# Excerpted data
────
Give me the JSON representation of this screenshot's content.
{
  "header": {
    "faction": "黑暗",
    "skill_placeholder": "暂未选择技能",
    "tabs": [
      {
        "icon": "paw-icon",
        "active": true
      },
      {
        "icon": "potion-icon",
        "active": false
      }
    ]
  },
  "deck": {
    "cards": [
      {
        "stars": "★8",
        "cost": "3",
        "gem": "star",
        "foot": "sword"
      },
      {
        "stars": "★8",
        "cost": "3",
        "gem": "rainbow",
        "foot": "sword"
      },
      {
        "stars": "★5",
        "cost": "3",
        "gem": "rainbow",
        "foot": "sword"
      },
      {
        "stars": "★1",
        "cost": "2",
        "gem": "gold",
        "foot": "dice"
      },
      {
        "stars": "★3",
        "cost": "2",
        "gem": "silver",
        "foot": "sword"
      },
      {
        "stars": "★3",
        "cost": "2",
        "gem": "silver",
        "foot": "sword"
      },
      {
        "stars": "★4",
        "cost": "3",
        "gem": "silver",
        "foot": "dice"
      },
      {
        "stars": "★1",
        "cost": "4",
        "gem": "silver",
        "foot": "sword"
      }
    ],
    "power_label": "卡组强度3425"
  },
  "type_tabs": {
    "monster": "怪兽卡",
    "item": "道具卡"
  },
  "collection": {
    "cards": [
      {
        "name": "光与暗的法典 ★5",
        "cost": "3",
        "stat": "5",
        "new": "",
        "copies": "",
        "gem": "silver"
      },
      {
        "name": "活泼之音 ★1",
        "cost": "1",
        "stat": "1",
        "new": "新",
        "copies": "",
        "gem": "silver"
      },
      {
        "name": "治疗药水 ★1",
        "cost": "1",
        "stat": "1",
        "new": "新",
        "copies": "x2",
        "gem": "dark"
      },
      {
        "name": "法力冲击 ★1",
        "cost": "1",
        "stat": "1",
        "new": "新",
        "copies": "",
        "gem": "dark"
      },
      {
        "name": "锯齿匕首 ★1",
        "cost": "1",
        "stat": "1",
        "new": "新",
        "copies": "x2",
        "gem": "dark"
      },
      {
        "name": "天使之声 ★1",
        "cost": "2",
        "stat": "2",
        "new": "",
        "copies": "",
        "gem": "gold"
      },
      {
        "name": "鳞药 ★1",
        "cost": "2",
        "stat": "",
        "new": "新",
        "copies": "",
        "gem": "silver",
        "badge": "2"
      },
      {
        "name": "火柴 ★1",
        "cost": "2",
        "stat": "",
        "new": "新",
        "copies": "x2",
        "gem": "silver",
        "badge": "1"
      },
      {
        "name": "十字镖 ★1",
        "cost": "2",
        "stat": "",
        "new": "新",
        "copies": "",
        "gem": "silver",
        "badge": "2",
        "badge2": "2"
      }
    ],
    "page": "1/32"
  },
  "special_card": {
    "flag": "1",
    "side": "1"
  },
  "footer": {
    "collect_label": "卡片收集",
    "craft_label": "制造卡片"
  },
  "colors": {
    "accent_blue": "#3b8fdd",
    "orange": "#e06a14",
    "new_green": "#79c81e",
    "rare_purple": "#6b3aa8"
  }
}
────
# Problem to solve
Exactly reproduce every line of the data above.

# Answer to this task
Give me the JSON representation of this screenshot's content.
{
  "header": {
    "faction": "黑暗",
    "skill_placeholder": "暂未选择技能",
    "tabs": [
      {
        "icon": "paw-icon",
        "active": true
      },
      {
        "icon": "potion-icon",
        "active": false
      }
    ]
  },
  "deck": {
    "cards": [
      {
        "stars": "★8",
        "cost": "3",
        "gem": "star",
        "foot": "sword"
      },
      {
        "stars": "★8",
        "cost": "3",
        "gem": "rainbow",
        "foot": "sword"
      },
      {
        "stars": "★5",
        "cost": "3",
        "gem": "rainbow",
        "foot": "sword"
      },
      {
        "stars": "★1",
        "cost": "2",
        "gem": "gold",
        "foot": "dice"
      },
      {
        "stars": "★3",
        "cost": "2",
        "gem": "silver",
        "foot": "sword"
      },
      {
        "stars": "★3",
        "cost": "2",
        "gem": "silver",
        "foot": "sword"
      },
      {
        "stars": "★4",
        "cost": "3",
        "gem": "silver",
        "foot": "dice"
      },
      {
        "stars": "★1",
        "cost": "4",
        "gem": "silver",
        "foot": "sword"
      }
    ],
    "power_label": "卡组强度3425"
  },
  "type_tabs": {
    "monster": "怪兽卡",
    "item": "道具卡"
  },
  "collection": {
    "cards": [
      {
        "name": "光与暗的法典 ★5",
        "cost": "3",
        "stat": "5",
        "new": "",
        "copies": "",
        "gem": "silver"
      },
      {
        "name": "活泼之音 ★1",
        "cost": "1",
        "stat": "1",
        "new": "新",
        "copies": "",
        "gem": "silver"
      },
      {
        "name": "治疗药水 ★1",
        "cost": "1",
        "stat": "1",
        "new": "新",
        "copies": "x2",
        "gem": "dark"
      },
      {
        "name": "法力冲击 ★1",
        "cost": "1",
        "stat": "1",
        "new": "新",
        "copies": "",
        "gem": "dark"
      },
      {
        "name": "锯齿匕首 ★1",
        "cost": "1",
        "stat": "1",
        "new": "新",
        "copies": "x2",
        "gem": "dark"
      },
      {
        "name": "天使之声 ★1",
        "cost": "2",
        "stat": "2",
        "new": "",
        "copies": "",
        "gem": "gold"
      },
      {
        "name": "鳞药 ★1",
        "cost": "2",
        "stat": "",
        "new": "新",
        "copies": "",
        "gem": "silver",
        "badge": "2"
      },
      {
        "name": "火柴 ★1",
        "cost": "2",
        "stat": "",
        "new": "新",
        "copies": "x2",
        "gem": "silver",
        "badge": "1"
      },
      {
        "name": "十字镖 ★1",
        "cost": "2",
        "stat": "",
        "new": "新",
        "copies": "",
        "gem": "silver",
        "badge": "2",
        "badge2": "2"
      }
    ],
    "page": "1/32"
  },
  "special_card": {
    "flag": "1",
    "side": "1"
  },
  "footer": {
    "collect_label": "卡片收集",
    "craft_label": "制造卡片"
  },
  "colors": {
    "accent_blue": "#3b8fdd",
    "orange": "#e06a14",
    "new_green": "#79c81e",
    "rare_purple": "#6b3aa8"
  }
}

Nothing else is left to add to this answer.